Directions for this task
Copy all entries without alteration and skip the pictures they hold.

Material for the task

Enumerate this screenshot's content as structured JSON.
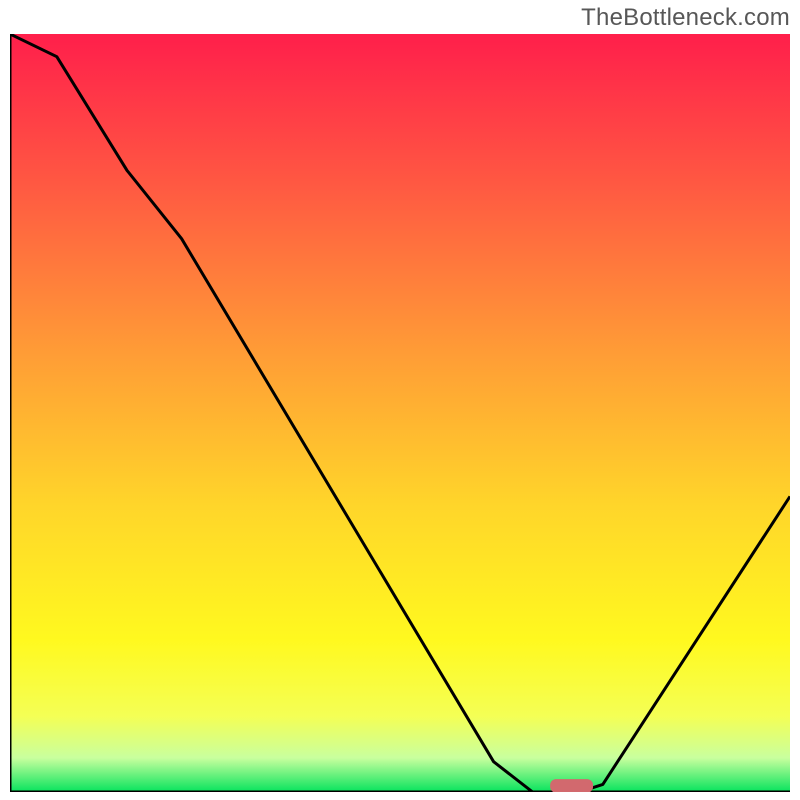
{
  "watermark": "TheBottleneck.com",
  "chart_data": {
    "type": "line",
    "title": "",
    "xlabel": "",
    "ylabel": "",
    "xlim": [
      0,
      100
    ],
    "ylim": [
      0,
      100
    ],
    "series": [
      {
        "name": "curve",
        "x": [
          0,
          6,
          15,
          22,
          62,
          67,
          73,
          76,
          100
        ],
        "y": [
          100,
          97,
          82,
          73,
          4,
          0,
          0,
          1,
          39
        ]
      }
    ],
    "marker": {
      "x": 72,
      "y": 0.8,
      "w": 5.5,
      "h": 1.8
    },
    "gradient_stops": [
      {
        "offset": 0.0,
        "color": "#ff1f4b"
      },
      {
        "offset": 0.2,
        "color": "#ff5942"
      },
      {
        "offset": 0.42,
        "color": "#ff9c36"
      },
      {
        "offset": 0.62,
        "color": "#ffd52a"
      },
      {
        "offset": 0.8,
        "color": "#fff91f"
      },
      {
        "offset": 0.9,
        "color": "#f4ff55"
      },
      {
        "offset": 0.955,
        "color": "#c9ff9e"
      },
      {
        "offset": 1.0,
        "color": "#07e35d"
      }
    ],
    "axis_color": "#000000",
    "curve_color": "#000000",
    "marker_color": "#d2696e"
  }
}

Response to the exercise
Enumerate this screenshot's content as structured JSON.
{
  "watermark": "TheBottleneck.com",
  "chart_data": {
    "type": "line",
    "title": "",
    "xlabel": "",
    "ylabel": "",
    "xlim": [
      0,
      100
    ],
    "ylim": [
      0,
      100
    ],
    "series": [
      {
        "name": "curve",
        "x": [
          0,
          6,
          15,
          22,
          62,
          67,
          73,
          76,
          100
        ],
        "y": [
          100,
          97,
          82,
          73,
          4,
          0,
          0,
          1,
          39
        ]
      }
    ],
    "marker": {
      "x": 72,
      "y": 0.8,
      "w": 5.5,
      "h": 1.8
    },
    "gradient_stops": [
      {
        "offset": 0.0,
        "color": "#ff1f4b"
      },
      {
        "offset": 0.2,
        "color": "#ff5942"
      },
      {
        "offset": 0.42,
        "color": "#ff9c36"
      },
      {
        "offset": 0.62,
        "color": "#ffd52a"
      },
      {
        "offset": 0.8,
        "color": "#fff91f"
      },
      {
        "offset": 0.9,
        "color": "#f4ff55"
      },
      {
        "offset": 0.955,
        "color": "#c9ff9e"
      },
      {
        "offset": 1.0,
        "color": "#07e35d"
      }
    ],
    "axis_color": "#000000",
    "curve_color": "#000000",
    "marker_color": "#d2696e"
  }
}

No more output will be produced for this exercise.